▶ **WHAT IS BEING ASKED**
Write out the whole of the material exactly.

▶ **EXTRACTED INFORMATION**

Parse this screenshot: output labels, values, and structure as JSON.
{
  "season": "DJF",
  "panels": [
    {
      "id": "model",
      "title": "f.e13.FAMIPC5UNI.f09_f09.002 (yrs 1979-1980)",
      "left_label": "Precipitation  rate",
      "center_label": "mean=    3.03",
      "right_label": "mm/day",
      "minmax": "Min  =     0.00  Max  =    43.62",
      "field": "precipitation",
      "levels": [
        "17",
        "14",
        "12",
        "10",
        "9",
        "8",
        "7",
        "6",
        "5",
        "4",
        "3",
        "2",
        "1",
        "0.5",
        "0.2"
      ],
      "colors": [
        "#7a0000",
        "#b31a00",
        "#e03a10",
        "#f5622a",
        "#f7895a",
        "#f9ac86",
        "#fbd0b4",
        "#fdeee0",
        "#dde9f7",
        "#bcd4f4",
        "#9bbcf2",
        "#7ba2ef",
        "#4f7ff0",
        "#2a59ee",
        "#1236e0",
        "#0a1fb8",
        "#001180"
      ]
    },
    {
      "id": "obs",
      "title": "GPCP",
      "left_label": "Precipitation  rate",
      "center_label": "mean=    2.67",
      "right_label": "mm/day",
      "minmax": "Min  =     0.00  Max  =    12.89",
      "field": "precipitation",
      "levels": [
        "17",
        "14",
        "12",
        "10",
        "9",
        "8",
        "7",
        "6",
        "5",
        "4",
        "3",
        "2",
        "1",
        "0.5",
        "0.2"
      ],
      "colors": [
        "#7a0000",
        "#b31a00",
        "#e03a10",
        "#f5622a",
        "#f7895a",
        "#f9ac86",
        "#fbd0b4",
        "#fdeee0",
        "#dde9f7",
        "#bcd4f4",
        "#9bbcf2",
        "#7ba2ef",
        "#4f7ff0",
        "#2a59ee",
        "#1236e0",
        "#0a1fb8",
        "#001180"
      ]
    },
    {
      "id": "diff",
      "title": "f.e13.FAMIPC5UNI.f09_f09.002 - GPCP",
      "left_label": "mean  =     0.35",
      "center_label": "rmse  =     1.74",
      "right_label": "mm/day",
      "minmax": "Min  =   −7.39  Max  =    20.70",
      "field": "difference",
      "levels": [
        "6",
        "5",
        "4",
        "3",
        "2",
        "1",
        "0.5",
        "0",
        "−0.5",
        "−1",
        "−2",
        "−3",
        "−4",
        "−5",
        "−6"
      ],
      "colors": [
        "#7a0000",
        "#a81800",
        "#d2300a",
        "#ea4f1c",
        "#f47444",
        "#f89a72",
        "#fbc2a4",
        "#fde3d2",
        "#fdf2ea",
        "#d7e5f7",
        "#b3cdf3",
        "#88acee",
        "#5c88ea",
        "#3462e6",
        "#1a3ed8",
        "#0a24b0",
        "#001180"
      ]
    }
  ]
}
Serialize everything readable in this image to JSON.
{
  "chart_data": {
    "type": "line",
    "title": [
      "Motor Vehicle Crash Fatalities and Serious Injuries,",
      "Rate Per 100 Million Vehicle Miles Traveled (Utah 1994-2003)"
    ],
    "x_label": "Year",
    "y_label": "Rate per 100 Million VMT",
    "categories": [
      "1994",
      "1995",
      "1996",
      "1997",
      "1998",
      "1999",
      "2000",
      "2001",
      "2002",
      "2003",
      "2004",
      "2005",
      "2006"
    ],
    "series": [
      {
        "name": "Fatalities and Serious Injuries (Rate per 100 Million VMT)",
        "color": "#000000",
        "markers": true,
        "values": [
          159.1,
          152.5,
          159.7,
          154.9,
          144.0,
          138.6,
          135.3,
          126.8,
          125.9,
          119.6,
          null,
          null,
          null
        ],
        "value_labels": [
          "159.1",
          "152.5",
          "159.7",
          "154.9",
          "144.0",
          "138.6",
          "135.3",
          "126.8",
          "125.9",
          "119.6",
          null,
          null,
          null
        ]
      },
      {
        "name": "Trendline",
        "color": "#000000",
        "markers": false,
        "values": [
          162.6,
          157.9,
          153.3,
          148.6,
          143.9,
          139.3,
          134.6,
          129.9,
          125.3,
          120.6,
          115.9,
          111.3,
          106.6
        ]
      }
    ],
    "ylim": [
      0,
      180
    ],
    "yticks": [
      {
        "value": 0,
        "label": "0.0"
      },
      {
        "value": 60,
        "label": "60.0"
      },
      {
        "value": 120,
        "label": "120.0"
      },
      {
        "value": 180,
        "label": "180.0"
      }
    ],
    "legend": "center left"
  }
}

▶ **ANSWER BELOW**
Parse this screenshot: output labels, values, and structure as JSON.
{
  "season": "DJF",
  "panels": [
    {
      "id": "model",
      "title": "f.e13.FAMIPC5UNI.f09_f09.002 (yrs 1979-1980)",
      "left_label": "Precipitation  rate",
      "center_label": "mean=    3.03",
      "right_label": "mm/day",
      "minmax": "Min  =     0.00  Max  =    43.62",
      "field": "precipitation",
      "levels": [
        "17",
        "14",
        "12",
        "10",
        "9",
        "8",
        "7",
        "6",
        "5",
        "4",
        "3",
        "2",
        "1",
        "0.5",
        "0.2"
      ],
      "colors": [
        "#7a0000",
        "#b31a00",
        "#e03a10",
        "#f5622a",
        "#f7895a",
        "#f9ac86",
        "#fbd0b4",
        "#fdeee0",
        "#dde9f7",
        "#bcd4f4",
        "#9bbcf2",
        "#7ba2ef",
        "#4f7ff0",
        "#2a59ee",
        "#1236e0",
        "#0a1fb8",
        "#001180"
      ]
    },
    {
      "id": "obs",
      "title": "GPCP",
      "left_label": "Precipitation  rate",
      "center_label": "mean=    2.67",
      "right_label": "mm/day",
      "minmax": "Min  =     0.00  Max  =    12.89",
      "field": "precipitation",
      "levels": [
        "17",
        "14",
        "12",
        "10",
        "9",
        "8",
        "7",
        "6",
        "5",
        "4",
        "3",
        "2",
        "1",
        "0.5",
        "0.2"
      ],
      "colors": [
        "#7a0000",
        "#b31a00",
        "#e03a10",
        "#f5622a",
        "#f7895a",
        "#f9ac86",
        "#fbd0b4",
        "#fdeee0",
        "#dde9f7",
        "#bcd4f4",
        "#9bbcf2",
        "#7ba2ef",
        "#4f7ff0",
        "#2a59ee",
        "#1236e0",
        "#0a1fb8",
        "#001180"
      ]
    },
    {
      "id": "diff",
      "title": "f.e13.FAMIPC5UNI.f09_f09.002 - GPCP",
      "left_label": "mean  =     0.35",
      "center_label": "rmse  =     1.74",
      "right_label": "mm/day",
      "minmax": "Min  =   −7.39  Max  =    20.70",
      "field": "difference",
      "levels": [
        "6",
        "5",
        "4",
        "3",
        "2",
        "1",
        "0.5",
        "0",
        "−0.5",
        "−1",
        "−2",
        "−3",
        "−4",
        "−5",
        "−6"
      ],
      "colors": [
        "#7a0000",
        "#a81800",
        "#d2300a",
        "#ea4f1c",
        "#f47444",
        "#f89a72",
        "#fbc2a4",
        "#fde3d2",
        "#fdf2ea",
        "#d7e5f7",
        "#b3cdf3",
        "#88acee",
        "#5c88ea",
        "#3462e6",
        "#1a3ed8",
        "#0a24b0",
        "#001180"
      ]
    }
  ]
}
Serialize everything readable in this image to JSON.
{
  "chart_data": {
    "type": "line",
    "title": [
      "Motor Vehicle Crash Fatalities and Serious Injuries,",
      "Rate Per 100 Million Vehicle Miles Traveled (Utah 1994-2003)"
    ],
    "x_label": "Year",
    "y_label": "Rate per 100 Million VMT",
    "categories": [
      "1994",
      "1995",
      "1996",
      "1997",
      "1998",
      "1999",
      "2000",
      "2001",
      "2002",
      "2003",
      "2004",
      "2005",
      "2006"
    ],
    "series": [
      {
        "name": "Fatalities and Serious Injuries (Rate per 100 Million VMT)",
        "color": "#000000",
        "markers": true,
        "values": [
          159.1,
          152.5,
          159.7,
          154.9,
          144.0,
          138.6,
          135.3,
          126.8,
          125.9,
          119.6,
          null,
          null,
          null
        ],
        "value_labels": [
          "159.1",
          "152.5",
          "159.7",
          "154.9",
          "144.0",
          "138.6",
          "135.3",
          "126.8",
          "125.9",
          "119.6",
          null,
          null,
          null
        ]
      },
      {
        "name": "Trendline",
        "color": "#000000",
        "markers": false,
        "values": [
          162.6,
          157.9,
          153.3,
          148.6,
          143.9,
          139.3,
          134.6,
          129.9,
          125.3,
          120.6,
          115.9,
          111.3,
          106.6
        ]
      }
    ],
    "ylim": [
      0,
      180
    ],
    "yticks": [
      {
        "value": 0,
        "label": "0.0"
      },
      {
        "value": 60,
        "label": "60.0"
      },
      {
        "value": 120,
        "label": "120.0"
      },
      {
        "value": 180,
        "label": "180.0"
      }
    ],
    "legend": "center left"
  }
}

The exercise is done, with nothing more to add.